*Extract provided*.
Segment Open

Lesson Objective

Students will be able to combine their knowledge of facial features with proportional "mapping" to draw a head where every feature is accurately placed and sized.

How do the individual features we studied (eyes, nose, mouth) "lock" into a specific grid on the head?

How can we use the "Rule of Thirds" to ensure the forehead, nose, and chin are in balance?

Why does a tiny mistake in placement change the entire "look" of a person?

Facial Proportions: The mathematical relationship between the sizes and locations of the features on a head (e.g., how the width of the nose relates to the width of the eye).

The Rule of Thirds: Dividing the face into three equal horizontal sections: hairline to brow, brow to nose-base, and nose-base to chin.

Central Axis: The vertical line that ensures the nose and mouth are centered under the middle of the eyes.

VA.CR.HS.3. Refine and complete artistic work.
VA.PR.HS.5. Develop and refine artistic work for presentation.
VA.RE.HS.9. Apply criteria to evaluate artistic work.

Structural Analysis: Breaking a complex whole (the face) into smaller, manageable parts.

Logical Reasoning: Using "If/Then" logic (e.g., "If the eyes are the midpoint, then the ears must start at that same level").

escription: Students will create a full-face "blueprint." They will start with a basic egg shape, map the proportional grid, and then "anchor" the features onto that grid.

Purpose: To synthesize feature drawing and head structure into one cohesive, accurate portrait.

DOK Level: Level 4 (Extended Thinking) – Students must synthesize multiple skills (shading, proportion, and anatomy) to create a lifelike representation.

Biometrics: How facial recognition software uses these same "plumb lines" and distances to identify people.

Segment Closed

*Data listing*.
Segment Open

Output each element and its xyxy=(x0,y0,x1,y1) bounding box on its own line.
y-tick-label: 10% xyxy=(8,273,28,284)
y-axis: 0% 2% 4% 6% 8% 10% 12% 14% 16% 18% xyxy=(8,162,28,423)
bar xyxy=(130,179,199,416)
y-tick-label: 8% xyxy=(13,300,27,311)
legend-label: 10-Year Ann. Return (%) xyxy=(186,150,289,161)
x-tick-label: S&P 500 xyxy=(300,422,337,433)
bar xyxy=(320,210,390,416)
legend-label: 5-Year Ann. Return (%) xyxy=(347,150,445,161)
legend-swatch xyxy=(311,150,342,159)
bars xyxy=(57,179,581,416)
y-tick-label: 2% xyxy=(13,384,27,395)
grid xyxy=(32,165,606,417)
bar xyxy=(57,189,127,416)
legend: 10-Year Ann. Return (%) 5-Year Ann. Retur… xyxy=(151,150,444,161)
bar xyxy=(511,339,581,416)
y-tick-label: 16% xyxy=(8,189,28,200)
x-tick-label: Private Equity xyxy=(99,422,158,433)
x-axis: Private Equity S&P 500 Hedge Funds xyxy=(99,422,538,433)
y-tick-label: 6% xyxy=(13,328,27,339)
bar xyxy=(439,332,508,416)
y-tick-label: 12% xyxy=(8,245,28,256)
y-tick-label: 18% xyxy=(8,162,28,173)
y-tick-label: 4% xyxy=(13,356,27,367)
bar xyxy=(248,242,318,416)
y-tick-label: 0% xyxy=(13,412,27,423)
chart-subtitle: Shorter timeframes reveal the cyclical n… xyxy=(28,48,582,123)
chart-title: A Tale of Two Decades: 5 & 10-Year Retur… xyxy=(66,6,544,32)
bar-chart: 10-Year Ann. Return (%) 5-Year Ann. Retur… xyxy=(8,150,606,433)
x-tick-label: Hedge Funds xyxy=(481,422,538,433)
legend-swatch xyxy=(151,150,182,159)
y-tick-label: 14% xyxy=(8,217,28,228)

Segment Closed

*Problem A*.
Condense the paragraph in the facial proportions lesson plan that begins "The Rule of Thirds:" into a short list, keeping its main facts.
*Problem B*.
Reproduce the facial proportions lesson plan word for word, beginning at the words "How can we use" and stopping after "work for presentation.".
*Problem C*.
Carry on the facial proportions lesson plan from its final line.
The records were drawn from a different source than the lesson plan.

*Task result A*.
The Rule of Thirds divides the face into three equal horizontal sections:
- hairline to brow
- brow to nose-base
- nose-base to chin

*Task result B*.
How can we use the "Rule of Thirds" to ensure the forehead, nose, and chin are in balance?

Why does a tiny mistake in placement change the entire "look" of a person?

Facial Proportions: The mathematical relationship between the sizes and locations of the features on a head (e.g., how the width of the nose relates to the width of the eye).

The Rule of Thirds: Dividing the face into three equal horizontal sections: hairline to brow, brow to nose-base, and nose-base to chin.

Central Axis: The vertical line that ensures the nose and mouth are centered under the middle of the eyes.

VA.CR.HS.3. Refine and complete artistic work.
VA.PR.HS.5. Develop and refine artistic work for presentation.

*Task result C*.
Portrait Commissions: Understanding that clients value "likeness" above all else, which requires perfect proportional accuracy.

“The forehead is small.” (Correction: The forehead is usually much larger than we think; the eyes are the actual center of the head).

“Symmetry means both sides are identical.” (Correction: Faces are rarely perfectly symmetrical; we use the grid as a guide, not a rigid stencil).

For Beginners: Use a "Proportion Checklist" that students can check off as they measure each feature.

For Advanced: Have students draw a portrait from a 3/4 view, where one side of the face is "shorter" due to perspective.

  • The "Ghost Map": A preliminary sketch showing only the grid lines and feature placements (no shading allowed yet).

  • Final Accuracy Portrait: A completed drawing where the student can point to their "plumb lines" to prove the features are placed correctly.

  • Clear plastic rulers or "proportional dividers."

  • Large-scale reference photos of diverse faces.

  • 4B/6B Graphite pencils, Fine-liner pens (Microns), Charcoal, newsprint, and high-quality Bristol paper.